-- BEGIN Records for processing --

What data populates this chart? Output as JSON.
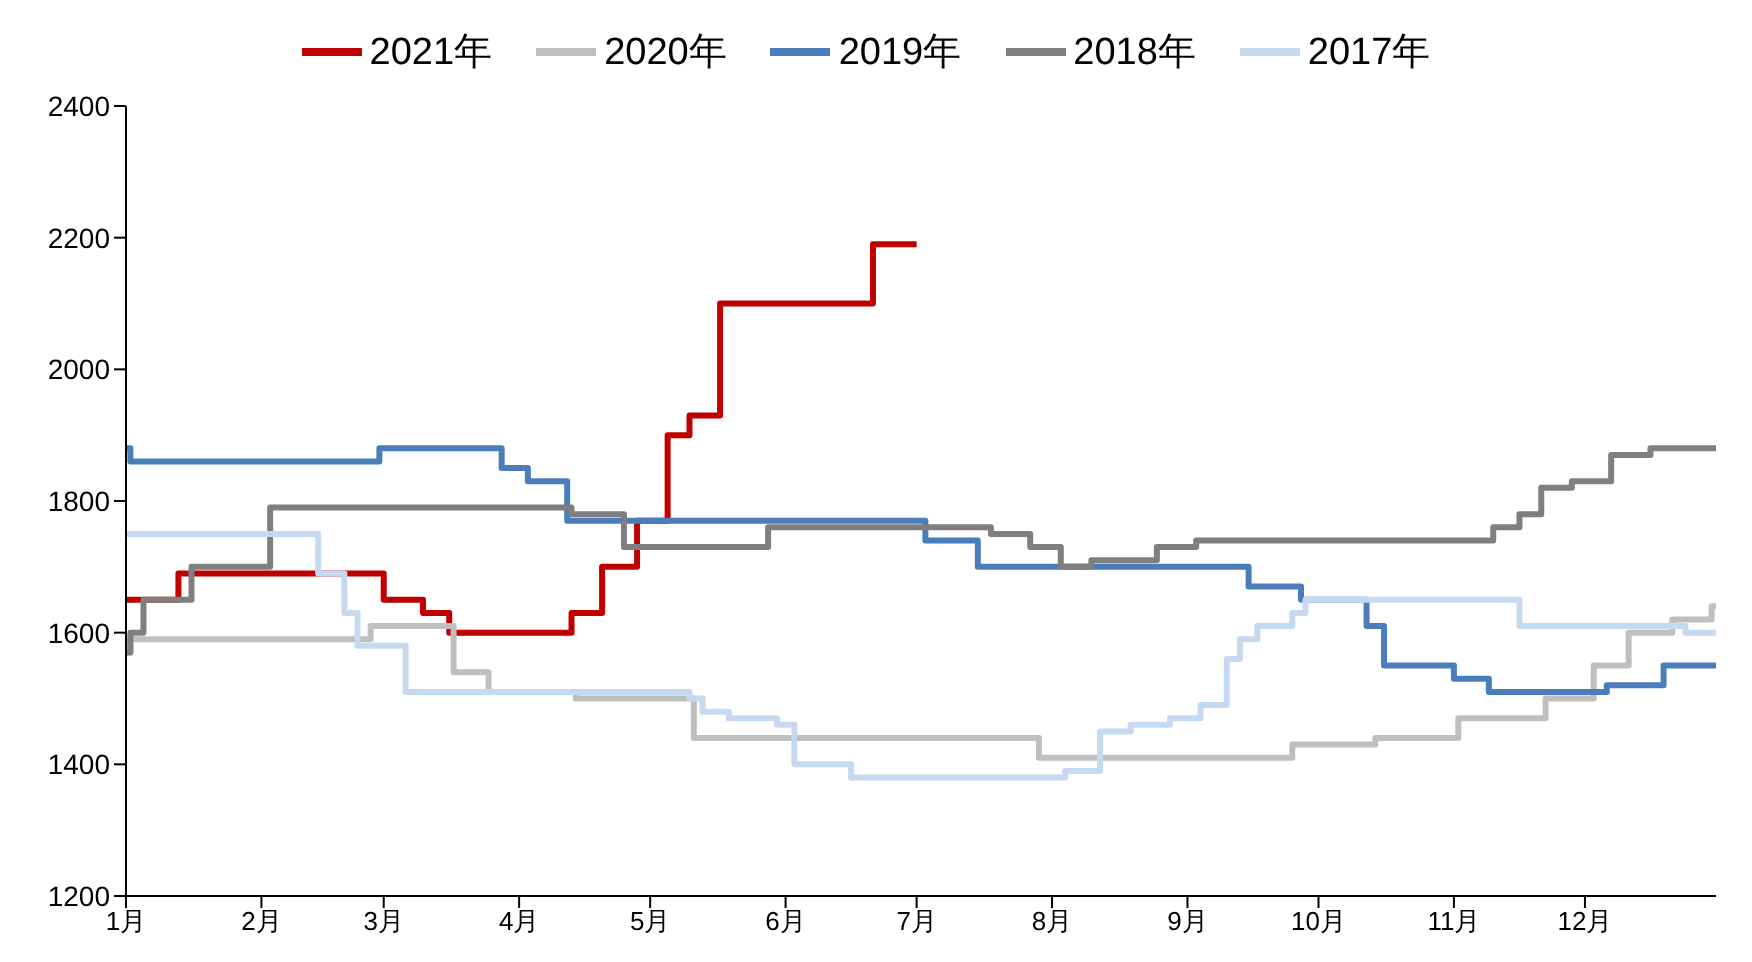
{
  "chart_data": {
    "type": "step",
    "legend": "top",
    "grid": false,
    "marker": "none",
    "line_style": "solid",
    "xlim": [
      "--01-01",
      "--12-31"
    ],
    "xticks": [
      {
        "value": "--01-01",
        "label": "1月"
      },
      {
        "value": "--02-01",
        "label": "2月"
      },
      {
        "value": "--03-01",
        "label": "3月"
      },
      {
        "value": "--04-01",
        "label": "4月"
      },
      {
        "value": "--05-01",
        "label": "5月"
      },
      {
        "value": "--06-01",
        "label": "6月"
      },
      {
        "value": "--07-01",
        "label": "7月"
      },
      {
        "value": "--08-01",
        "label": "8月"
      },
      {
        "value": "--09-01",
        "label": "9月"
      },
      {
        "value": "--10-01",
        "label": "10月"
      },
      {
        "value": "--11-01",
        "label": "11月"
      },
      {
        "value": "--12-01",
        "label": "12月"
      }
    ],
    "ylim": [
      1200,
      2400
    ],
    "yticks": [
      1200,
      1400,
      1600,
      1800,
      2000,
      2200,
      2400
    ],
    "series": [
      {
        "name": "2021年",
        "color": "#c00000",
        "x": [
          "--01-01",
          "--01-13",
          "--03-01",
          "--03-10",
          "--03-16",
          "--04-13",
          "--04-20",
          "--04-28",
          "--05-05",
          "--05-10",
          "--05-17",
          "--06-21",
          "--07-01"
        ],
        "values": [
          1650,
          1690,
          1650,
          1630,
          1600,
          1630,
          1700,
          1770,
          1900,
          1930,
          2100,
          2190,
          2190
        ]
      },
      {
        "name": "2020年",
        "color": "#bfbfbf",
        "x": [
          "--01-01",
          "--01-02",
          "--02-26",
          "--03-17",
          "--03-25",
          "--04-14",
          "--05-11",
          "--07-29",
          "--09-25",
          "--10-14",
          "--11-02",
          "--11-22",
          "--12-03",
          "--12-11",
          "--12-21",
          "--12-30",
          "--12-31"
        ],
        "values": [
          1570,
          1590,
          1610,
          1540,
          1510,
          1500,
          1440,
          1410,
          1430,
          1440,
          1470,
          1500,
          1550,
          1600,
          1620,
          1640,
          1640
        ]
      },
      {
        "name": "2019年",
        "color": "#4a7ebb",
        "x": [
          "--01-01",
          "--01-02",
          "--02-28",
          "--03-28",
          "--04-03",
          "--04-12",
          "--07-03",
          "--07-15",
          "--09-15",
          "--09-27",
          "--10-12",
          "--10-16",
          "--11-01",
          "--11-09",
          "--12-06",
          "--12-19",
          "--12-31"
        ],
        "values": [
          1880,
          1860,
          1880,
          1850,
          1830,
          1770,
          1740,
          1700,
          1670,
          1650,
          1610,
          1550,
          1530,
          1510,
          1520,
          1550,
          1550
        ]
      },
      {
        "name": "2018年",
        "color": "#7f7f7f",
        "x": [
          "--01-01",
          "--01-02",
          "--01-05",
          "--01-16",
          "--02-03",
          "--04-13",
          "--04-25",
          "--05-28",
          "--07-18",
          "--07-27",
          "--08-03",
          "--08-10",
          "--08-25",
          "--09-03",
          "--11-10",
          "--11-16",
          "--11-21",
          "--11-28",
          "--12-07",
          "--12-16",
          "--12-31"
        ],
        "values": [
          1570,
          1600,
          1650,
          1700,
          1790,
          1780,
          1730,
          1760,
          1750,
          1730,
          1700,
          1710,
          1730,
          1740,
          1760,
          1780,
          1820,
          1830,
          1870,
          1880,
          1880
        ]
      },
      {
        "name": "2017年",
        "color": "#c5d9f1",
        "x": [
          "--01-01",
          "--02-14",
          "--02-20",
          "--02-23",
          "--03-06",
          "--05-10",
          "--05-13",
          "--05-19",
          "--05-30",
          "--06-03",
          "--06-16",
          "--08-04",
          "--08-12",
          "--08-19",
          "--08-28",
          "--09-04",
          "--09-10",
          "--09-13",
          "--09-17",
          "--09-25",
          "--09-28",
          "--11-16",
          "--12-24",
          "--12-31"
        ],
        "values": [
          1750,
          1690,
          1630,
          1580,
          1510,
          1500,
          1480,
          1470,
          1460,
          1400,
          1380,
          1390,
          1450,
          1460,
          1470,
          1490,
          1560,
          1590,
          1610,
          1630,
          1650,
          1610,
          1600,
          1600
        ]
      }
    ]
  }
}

-- END Records for processing --

> [Problem description]
Reproduce every line above as written, skipping pictures.

> [Completed task]
What data populates this chart? Output as JSON.
{
  "chart_data": {
    "type": "step",
    "legend": "top",
    "grid": false,
    "marker": "none",
    "line_style": "solid",
    "xlim": [
      "--01-01",
      "--12-31"
    ],
    "xticks": [
      {
        "value": "--01-01",
        "label": "1月"
      },
      {
        "value": "--02-01",
        "label": "2月"
      },
      {
        "value": "--03-01",
        "label": "3月"
      },
      {
        "value": "--04-01",
        "label": "4月"
      },
      {
        "value": "--05-01",
        "label": "5月"
      },
      {
        "value": "--06-01",
        "label": "6月"
      },
      {
        "value": "--07-01",
        "label": "7月"
      },
      {
        "value": "--08-01",
        "label": "8月"
      },
      {
        "value": "--09-01",
        "label": "9月"
      },
      {
        "value": "--10-01",
        "label": "10月"
      },
      {
        "value": "--11-01",
        "label": "11月"
      },
      {
        "value": "--12-01",
        "label": "12月"
      }
    ],
    "ylim": [
      1200,
      2400
    ],
    "yticks": [
      1200,
      1400,
      1600,
      1800,
      2000,
      2200,
      2400
    ],
    "series": [
      {
        "name": "2021年",
        "color": "#c00000",
        "x": [
          "--01-01",
          "--01-13",
          "--03-01",
          "--03-10",
          "--03-16",
          "--04-13",
          "--04-20",
          "--04-28",
          "--05-05",
          "--05-10",
          "--05-17",
          "--06-21",
          "--07-01"
        ],
        "values": [
          1650,
          1690,
          1650,
          1630,
          1600,
          1630,
          1700,
          1770,
          1900,
          1930,
          2100,
          2190,
          2190
        ]
      },
      {
        "name": "2020年",
        "color": "#bfbfbf",
        "x": [
          "--01-01",
          "--01-02",
          "--02-26",
          "--03-17",
          "--03-25",
          "--04-14",
          "--05-11",
          "--07-29",
          "--09-25",
          "--10-14",
          "--11-02",
          "--11-22",
          "--12-03",
          "--12-11",
          "--12-21",
          "--12-30",
          "--12-31"
        ],
        "values": [
          1570,
          1590,
          1610,
          1540,
          1510,
          1500,
          1440,
          1410,
          1430,
          1440,
          1470,
          1500,
          1550,
          1600,
          1620,
          1640,
          1640
        ]
      },
      {
        "name": "2019年",
        "color": "#4a7ebb",
        "x": [
          "--01-01",
          "--01-02",
          "--02-28",
          "--03-28",
          "--04-03",
          "--04-12",
          "--07-03",
          "--07-15",
          "--09-15",
          "--09-27",
          "--10-12",
          "--10-16",
          "--11-01",
          "--11-09",
          "--12-06",
          "--12-19",
          "--12-31"
        ],
        "values": [
          1880,
          1860,
          1880,
          1850,
          1830,
          1770,
          1740,
          1700,
          1670,
          1650,
          1610,
          1550,
          1530,
          1510,
          1520,
          1550,
          1550
        ]
      },
      {
        "name": "2018年",
        "color": "#7f7f7f",
        "x": [
          "--01-01",
          "--01-02",
          "--01-05",
          "--01-16",
          "--02-03",
          "--04-13",
          "--04-25",
          "--05-28",
          "--07-18",
          "--07-27",
          "--08-03",
          "--08-10",
          "--08-25",
          "--09-03",
          "--11-10",
          "--11-16",
          "--11-21",
          "--11-28",
          "--12-07",
          "--12-16",
          "--12-31"
        ],
        "values": [
          1570,
          1600,
          1650,
          1700,
          1790,
          1780,
          1730,
          1760,
          1750,
          1730,
          1700,
          1710,
          1730,
          1740,
          1760,
          1780,
          1820,
          1830,
          1870,
          1880,
          1880
        ]
      },
      {
        "name": "2017年",
        "color": "#c5d9f1",
        "x": [
          "--01-01",
          "--02-14",
          "--02-20",
          "--02-23",
          "--03-06",
          "--05-10",
          "--05-13",
          "--05-19",
          "--05-30",
          "--06-03",
          "--06-16",
          "--08-04",
          "--08-12",
          "--08-19",
          "--08-28",
          "--09-04",
          "--09-10",
          "--09-13",
          "--09-17",
          "--09-25",
          "--09-28",
          "--11-16",
          "--12-24",
          "--12-31"
        ],
        "values": [
          1750,
          1690,
          1630,
          1580,
          1510,
          1500,
          1480,
          1470,
          1460,
          1400,
          1380,
          1390,
          1450,
          1460,
          1470,
          1490,
          1560,
          1590,
          1610,
          1630,
          1650,
          1610,
          1600,
          1600
        ]
      }
    ]
  }
}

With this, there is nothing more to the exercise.